- REQUIREMENT
Needed from the entries below: every line that holds the word "text".

- DATA
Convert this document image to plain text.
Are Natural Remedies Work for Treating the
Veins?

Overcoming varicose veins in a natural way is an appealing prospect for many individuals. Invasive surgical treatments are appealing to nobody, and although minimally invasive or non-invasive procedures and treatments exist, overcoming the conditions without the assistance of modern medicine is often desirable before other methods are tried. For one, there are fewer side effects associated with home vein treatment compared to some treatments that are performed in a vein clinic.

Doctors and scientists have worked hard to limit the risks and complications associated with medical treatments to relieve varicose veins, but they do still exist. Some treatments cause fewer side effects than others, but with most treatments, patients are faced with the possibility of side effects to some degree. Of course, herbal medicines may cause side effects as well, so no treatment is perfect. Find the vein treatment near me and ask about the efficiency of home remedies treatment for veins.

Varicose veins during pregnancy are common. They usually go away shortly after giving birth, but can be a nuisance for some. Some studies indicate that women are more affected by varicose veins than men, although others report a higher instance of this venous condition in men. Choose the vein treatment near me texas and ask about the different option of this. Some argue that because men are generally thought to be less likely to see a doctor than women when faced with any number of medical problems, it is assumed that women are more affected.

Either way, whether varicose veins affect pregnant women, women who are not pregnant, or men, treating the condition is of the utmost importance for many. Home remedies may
* * *
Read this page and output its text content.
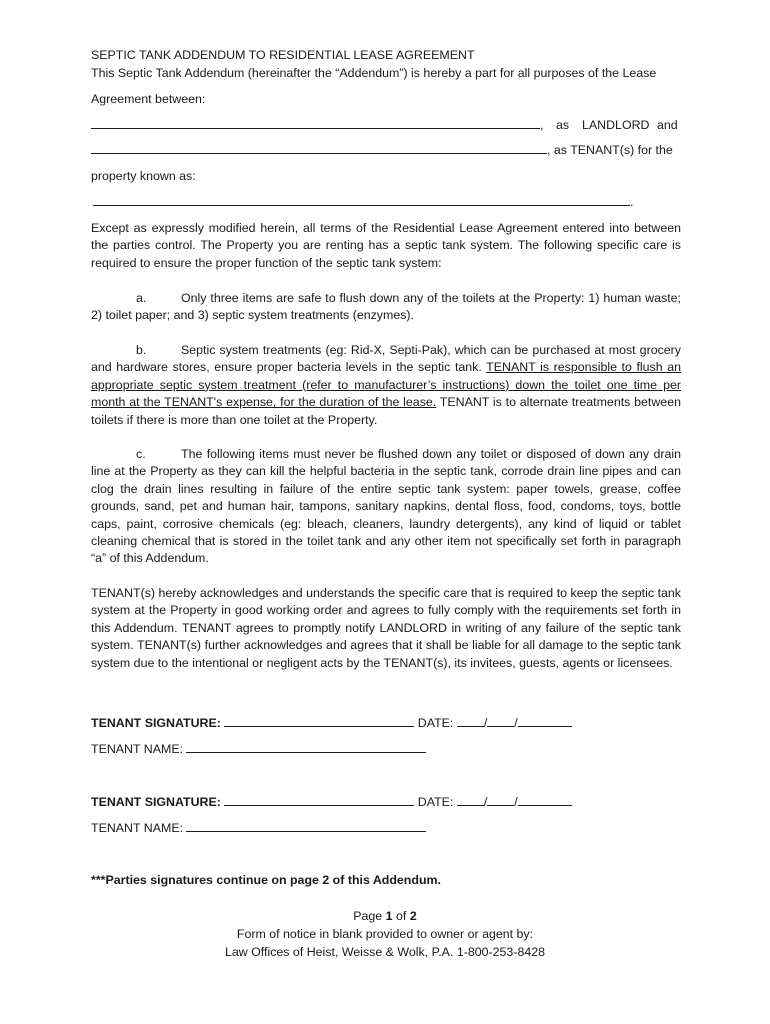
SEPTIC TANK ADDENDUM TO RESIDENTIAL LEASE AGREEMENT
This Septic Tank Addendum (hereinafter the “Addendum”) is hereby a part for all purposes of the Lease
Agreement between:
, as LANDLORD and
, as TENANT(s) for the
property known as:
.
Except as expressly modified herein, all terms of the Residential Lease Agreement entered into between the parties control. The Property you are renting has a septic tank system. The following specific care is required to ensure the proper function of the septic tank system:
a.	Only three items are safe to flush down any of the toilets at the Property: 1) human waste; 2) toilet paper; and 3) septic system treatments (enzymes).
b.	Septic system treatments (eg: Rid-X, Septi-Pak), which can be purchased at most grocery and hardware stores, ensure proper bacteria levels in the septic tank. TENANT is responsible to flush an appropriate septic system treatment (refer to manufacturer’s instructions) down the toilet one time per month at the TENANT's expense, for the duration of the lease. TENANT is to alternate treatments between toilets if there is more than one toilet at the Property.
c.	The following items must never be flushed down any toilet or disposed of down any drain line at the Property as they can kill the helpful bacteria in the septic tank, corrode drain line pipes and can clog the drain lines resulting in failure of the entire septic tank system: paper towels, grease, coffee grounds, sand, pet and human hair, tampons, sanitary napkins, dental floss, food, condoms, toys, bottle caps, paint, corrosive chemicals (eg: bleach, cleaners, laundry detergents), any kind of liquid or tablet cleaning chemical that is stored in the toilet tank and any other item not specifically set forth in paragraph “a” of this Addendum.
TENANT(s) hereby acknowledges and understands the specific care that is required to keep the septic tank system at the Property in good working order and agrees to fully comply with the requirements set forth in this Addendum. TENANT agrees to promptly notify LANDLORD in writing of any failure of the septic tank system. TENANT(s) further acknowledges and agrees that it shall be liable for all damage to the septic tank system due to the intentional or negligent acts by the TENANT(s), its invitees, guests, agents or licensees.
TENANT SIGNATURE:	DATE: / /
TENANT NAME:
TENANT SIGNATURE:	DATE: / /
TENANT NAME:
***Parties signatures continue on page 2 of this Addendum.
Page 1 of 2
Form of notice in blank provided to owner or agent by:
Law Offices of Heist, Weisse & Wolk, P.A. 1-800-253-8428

- COMPLETED EXERCISE
Convert this document image to plain text.
Read this page and output its text content.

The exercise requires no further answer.